- SET PROBLEM: Write each record again exactly as it stands.

- SUPPLIED DATA:

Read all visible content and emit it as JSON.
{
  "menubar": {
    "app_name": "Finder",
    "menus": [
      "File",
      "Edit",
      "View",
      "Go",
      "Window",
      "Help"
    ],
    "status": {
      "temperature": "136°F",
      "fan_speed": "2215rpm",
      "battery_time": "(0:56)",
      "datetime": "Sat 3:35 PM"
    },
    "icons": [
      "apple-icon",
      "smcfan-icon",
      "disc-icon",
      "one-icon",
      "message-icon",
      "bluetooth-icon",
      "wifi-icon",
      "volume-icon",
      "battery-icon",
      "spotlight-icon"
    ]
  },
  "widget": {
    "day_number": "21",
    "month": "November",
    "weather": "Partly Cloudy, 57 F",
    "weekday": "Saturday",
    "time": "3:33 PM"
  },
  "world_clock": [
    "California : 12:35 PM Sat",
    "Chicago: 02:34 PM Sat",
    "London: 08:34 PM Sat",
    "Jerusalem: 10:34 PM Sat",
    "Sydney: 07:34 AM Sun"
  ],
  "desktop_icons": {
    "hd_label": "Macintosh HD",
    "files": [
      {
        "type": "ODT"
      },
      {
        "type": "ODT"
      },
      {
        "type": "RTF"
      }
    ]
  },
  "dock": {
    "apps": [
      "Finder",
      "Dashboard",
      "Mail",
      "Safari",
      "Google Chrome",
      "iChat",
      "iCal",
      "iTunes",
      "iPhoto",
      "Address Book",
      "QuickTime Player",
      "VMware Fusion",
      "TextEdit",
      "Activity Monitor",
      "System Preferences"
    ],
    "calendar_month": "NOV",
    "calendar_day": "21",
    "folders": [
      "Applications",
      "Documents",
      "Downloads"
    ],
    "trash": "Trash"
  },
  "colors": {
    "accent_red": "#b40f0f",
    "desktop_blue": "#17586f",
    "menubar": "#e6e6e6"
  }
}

- REPLY TO THE EXERCISE:
Read all visible content and emit it as JSON.
{
  "menubar": {
    "app_name": "Finder",
    "menus": [
      "File",
      "Edit",
      "View",
      "Go",
      "Window",
      "Help"
    ],
    "status": {
      "temperature": "136°F",
      "fan_speed": "2215rpm",
      "battery_time": "(0:56)",
      "datetime": "Sat 3:35 PM"
    },
    "icons": [
      "apple-icon",
      "smcfan-icon",
      "disc-icon",
      "one-icon",
      "message-icon",
      "bluetooth-icon",
      "wifi-icon",
      "volume-icon",
      "battery-icon",
      "spotlight-icon"
    ]
  },
  "widget": {
    "day_number": "21",
    "month": "November",
    "weather": "Partly Cloudy, 57 F",
    "weekday": "Saturday",
    "time": "3:33 PM"
  },
  "world_clock": [
    "California : 12:35 PM Sat",
    "Chicago: 02:34 PM Sat",
    "London: 08:34 PM Sat",
    "Jerusalem: 10:34 PM Sat",
    "Sydney: 07:34 AM Sun"
  ],
  "desktop_icons": {
    "hd_label": "Macintosh HD",
    "files": [
      {
        "type": "ODT"
      },
      {
        "type": "ODT"
      },
      {
        "type": "RTF"
      }
    ]
  },
  "dock": {
    "apps": [
      "Finder",
      "Dashboard",
      "Mail",
      "Safari",
      "Google Chrome",
      "iChat",
      "iCal",
      "iTunes",
      "iPhoto",
      "Address Book",
      "QuickTime Player",
      "VMware Fusion",
      "TextEdit",
      "Activity Monitor",
      "System Preferences"
    ],
    "calendar_month": "NOV",
    "calendar_day": "21",
    "folders": [
      "Applications",
      "Documents",
      "Downloads"
    ],
    "trash": "Trash"
  },
  "colors": {
    "accent_red": "#b40f0f",
    "desktop_blue": "#17586f",
    "menubar": "#e6e6e6"
  }
}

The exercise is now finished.